*Set problem:* The data below must be copied in full and without any change.
--- BEGIN Data listing ---
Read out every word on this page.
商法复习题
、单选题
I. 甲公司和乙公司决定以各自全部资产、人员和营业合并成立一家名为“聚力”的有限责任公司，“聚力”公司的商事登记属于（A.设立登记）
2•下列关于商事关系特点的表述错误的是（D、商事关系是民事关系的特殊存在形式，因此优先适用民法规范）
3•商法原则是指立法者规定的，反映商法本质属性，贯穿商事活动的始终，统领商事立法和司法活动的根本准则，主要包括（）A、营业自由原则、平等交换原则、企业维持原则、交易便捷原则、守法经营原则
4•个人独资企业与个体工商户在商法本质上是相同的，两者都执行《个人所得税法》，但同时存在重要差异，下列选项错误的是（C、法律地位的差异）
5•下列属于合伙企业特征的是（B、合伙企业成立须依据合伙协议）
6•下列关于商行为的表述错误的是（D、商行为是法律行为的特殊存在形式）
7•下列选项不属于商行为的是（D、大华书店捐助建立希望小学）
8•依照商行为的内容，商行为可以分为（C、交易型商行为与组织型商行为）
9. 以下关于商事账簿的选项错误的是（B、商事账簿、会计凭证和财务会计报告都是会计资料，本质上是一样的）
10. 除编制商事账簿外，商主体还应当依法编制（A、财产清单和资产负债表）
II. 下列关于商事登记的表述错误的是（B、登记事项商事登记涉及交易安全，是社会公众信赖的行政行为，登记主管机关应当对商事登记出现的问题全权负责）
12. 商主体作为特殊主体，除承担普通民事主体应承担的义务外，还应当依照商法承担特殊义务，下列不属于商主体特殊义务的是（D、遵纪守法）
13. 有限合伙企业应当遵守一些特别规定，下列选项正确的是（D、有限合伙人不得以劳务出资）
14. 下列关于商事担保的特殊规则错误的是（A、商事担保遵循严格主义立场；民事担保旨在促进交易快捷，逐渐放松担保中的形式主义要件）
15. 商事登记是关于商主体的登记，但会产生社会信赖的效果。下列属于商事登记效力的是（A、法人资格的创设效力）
--- END Data listing ---
*Exercise response:*
Read out every word on this page.
商法复习题
、单选题
I. 甲公司和乙公司决定以各自全部资产、人员和营业合并成立一家名为“聚力”的有限责任公司，“聚力”公司的商事登记属于（A.设立登记）
2•下列关于商事关系特点的表述错误的是（D、商事关系是民事关系的特殊存在形式，因此优先适用民法规范）
3•商法原则是指立法者规定的，反映商法本质属性，贯穿商事活动的始终，统领商事立法和司法活动的根本准则，主要包括（）A、营业自由原则、平等交换原则、企业维持原则、交易便捷原则、守法经营原则
4•个人独资企业与个体工商户在商法本质上是相同的，两者都执行《个人所得税法》，但同时存在重要差异，下列选项错误的是（C、法律地位的差异）
5•下列属于合伙企业特征的是（B、合伙企业成立须依据合伙协议）
6•下列关于商行为的表述错误的是（D、商行为是法律行为的特殊存在形式）
7•下列选项不属于商行为的是（D、大华书店捐助建立希望小学）
8•依照商行为的内容，商行为可以分为（C、交易型商行为与组织型商行为）
9. 以下关于商事账簿的选项错误的是（B、商事账簿、会计凭证和财务会计报告都是会计资料，本质上是一样的）
10. 除编制商事账簿外，商主体还应当依法编制（A、财产清单和资产负债表）
II. 下列关于商事登记的表述错误的是（B、登记事项商事登记涉及交易安全，是社会公众信赖的行政行为，登记主管机关应当对商事登记出现的问题全权负责）
12. 商主体作为特殊主体，除承担普通民事主体应承担的义务外，还应当依照商法承担特殊义务，下列不属于商主体特殊义务的是（D、遵纪守法）
13. 有限合伙企业应当遵守一些特别规定，下列选项正确的是（D、有限合伙人不得以劳务出资）
14. 下列关于商事担保的特殊规则错误的是（A、商事担保遵循严格主义立场；民事担保旨在促进交易快捷，逐渐放松担保中的形式主义要件）
15. 商事登记是关于商主体的登记，但会产生社会信赖的效果。下列属于商事登记效力的是（A、法人资格的创设效力）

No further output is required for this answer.